TASK PROMPT:
Reproduce each line bearing the word "retendrá".

DATA IN THIS EXERCISE:
####################

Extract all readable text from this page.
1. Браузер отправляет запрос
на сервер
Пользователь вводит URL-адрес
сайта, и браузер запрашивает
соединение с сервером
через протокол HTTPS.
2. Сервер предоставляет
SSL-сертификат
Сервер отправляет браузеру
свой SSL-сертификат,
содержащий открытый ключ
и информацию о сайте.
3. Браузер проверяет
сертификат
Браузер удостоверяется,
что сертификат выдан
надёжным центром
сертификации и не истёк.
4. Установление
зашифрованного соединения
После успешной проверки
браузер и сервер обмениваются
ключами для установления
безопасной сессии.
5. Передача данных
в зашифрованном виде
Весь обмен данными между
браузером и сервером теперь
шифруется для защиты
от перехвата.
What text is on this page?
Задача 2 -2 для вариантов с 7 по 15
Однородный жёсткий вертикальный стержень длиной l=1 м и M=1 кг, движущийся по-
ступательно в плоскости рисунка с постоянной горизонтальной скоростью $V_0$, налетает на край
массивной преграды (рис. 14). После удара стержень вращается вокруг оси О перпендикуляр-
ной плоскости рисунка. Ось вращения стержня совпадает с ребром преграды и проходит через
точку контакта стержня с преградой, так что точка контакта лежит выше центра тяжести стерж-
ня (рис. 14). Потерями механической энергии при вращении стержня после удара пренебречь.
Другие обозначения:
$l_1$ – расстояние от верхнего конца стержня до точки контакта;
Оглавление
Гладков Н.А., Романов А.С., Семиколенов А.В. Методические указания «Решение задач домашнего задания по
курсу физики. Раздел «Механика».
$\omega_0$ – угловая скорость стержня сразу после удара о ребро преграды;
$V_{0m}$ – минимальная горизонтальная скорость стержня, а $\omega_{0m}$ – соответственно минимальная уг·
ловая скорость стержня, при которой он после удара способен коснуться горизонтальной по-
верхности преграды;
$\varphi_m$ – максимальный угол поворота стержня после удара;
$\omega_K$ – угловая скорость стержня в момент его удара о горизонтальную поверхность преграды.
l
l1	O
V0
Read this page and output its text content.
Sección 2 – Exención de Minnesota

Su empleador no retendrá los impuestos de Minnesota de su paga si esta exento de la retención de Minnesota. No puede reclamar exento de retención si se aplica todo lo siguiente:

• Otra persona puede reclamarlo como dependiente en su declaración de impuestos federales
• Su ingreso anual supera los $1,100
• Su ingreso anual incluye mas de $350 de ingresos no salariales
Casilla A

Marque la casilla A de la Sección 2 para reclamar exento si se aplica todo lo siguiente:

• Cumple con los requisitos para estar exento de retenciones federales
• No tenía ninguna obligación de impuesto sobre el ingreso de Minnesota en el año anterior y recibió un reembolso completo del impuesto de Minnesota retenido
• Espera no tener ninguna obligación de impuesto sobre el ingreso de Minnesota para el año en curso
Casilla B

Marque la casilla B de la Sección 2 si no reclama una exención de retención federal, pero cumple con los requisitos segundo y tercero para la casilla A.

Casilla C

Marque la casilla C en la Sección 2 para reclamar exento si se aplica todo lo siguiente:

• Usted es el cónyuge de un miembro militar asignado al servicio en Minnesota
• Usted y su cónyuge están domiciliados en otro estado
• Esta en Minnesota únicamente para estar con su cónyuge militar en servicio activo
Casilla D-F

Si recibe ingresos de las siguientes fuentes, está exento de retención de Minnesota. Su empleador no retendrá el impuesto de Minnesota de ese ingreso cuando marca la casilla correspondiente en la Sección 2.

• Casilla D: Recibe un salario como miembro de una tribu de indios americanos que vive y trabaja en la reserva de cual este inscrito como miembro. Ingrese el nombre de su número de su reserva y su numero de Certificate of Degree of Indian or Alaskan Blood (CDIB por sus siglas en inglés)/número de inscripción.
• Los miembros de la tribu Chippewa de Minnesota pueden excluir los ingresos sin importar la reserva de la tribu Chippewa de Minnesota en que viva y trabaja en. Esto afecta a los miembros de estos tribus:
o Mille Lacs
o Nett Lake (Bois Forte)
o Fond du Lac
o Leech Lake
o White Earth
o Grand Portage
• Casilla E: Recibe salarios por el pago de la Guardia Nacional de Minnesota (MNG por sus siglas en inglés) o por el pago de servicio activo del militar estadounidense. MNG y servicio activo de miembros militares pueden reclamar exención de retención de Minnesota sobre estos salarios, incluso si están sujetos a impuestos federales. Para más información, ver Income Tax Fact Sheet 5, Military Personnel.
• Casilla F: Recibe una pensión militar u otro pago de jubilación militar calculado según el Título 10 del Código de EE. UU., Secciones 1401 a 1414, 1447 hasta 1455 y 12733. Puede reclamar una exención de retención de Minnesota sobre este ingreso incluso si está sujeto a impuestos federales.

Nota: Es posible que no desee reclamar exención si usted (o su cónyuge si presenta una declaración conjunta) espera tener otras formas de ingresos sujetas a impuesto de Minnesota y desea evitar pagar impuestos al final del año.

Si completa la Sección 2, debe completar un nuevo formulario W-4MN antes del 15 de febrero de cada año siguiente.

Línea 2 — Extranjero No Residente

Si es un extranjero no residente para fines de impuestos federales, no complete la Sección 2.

####################

EXPECTED ANSWER:
Su empleador no retendrá los impuestos de Minnesota de su paga si esta exento de la retención de Minnesota. No puede reclamar exento de retención si se aplica todo lo siguiente:
Si recibe ingresos de las siguientes fuentes, está exento de retención de Minnesota. Su empleador no retendrá el impuesto de Minnesota de ese ingreso cuando marca la casilla correspondiente en la Sección 2.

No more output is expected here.